**WORK TO COMPLETE:** In the entries below, how many lines hold the string "this"? Give only the number.
[BEGIN]
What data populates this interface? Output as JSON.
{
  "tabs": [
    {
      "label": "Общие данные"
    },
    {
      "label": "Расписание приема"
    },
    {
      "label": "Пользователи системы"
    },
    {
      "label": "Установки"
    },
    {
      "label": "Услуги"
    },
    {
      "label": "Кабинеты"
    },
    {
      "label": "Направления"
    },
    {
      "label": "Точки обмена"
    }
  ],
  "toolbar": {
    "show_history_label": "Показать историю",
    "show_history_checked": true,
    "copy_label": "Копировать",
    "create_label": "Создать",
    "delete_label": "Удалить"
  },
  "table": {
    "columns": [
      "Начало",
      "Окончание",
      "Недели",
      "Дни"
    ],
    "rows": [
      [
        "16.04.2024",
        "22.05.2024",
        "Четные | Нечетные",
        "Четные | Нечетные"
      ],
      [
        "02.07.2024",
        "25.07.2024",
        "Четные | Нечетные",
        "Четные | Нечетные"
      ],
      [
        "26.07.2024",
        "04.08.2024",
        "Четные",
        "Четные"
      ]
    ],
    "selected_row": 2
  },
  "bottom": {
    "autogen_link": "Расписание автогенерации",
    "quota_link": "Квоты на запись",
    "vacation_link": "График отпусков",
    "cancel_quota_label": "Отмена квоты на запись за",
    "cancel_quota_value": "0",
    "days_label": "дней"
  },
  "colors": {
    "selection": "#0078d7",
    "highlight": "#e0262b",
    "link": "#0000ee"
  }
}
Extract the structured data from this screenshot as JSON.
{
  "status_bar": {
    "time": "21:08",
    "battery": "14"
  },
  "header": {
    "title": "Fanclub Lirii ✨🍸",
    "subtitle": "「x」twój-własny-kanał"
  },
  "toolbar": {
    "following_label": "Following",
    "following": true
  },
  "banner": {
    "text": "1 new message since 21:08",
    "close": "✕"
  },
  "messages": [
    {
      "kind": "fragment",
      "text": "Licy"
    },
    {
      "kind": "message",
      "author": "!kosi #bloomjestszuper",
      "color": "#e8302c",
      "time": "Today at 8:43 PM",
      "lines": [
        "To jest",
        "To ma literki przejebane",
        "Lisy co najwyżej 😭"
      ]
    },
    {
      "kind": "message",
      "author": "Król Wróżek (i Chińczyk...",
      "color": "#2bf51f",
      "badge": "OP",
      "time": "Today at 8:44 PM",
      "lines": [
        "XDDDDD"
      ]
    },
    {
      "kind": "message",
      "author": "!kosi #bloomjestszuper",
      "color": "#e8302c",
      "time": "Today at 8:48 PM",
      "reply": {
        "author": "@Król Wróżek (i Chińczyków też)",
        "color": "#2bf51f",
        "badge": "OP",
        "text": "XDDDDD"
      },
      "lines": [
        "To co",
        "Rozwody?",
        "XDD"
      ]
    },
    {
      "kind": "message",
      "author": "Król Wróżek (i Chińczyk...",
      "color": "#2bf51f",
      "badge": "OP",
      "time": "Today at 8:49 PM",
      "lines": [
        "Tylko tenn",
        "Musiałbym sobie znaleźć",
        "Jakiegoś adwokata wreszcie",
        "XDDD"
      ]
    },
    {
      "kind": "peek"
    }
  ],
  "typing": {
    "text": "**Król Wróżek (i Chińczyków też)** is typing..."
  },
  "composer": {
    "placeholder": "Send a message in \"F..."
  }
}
[END]
**RESPONSE TO THE TASK:** 2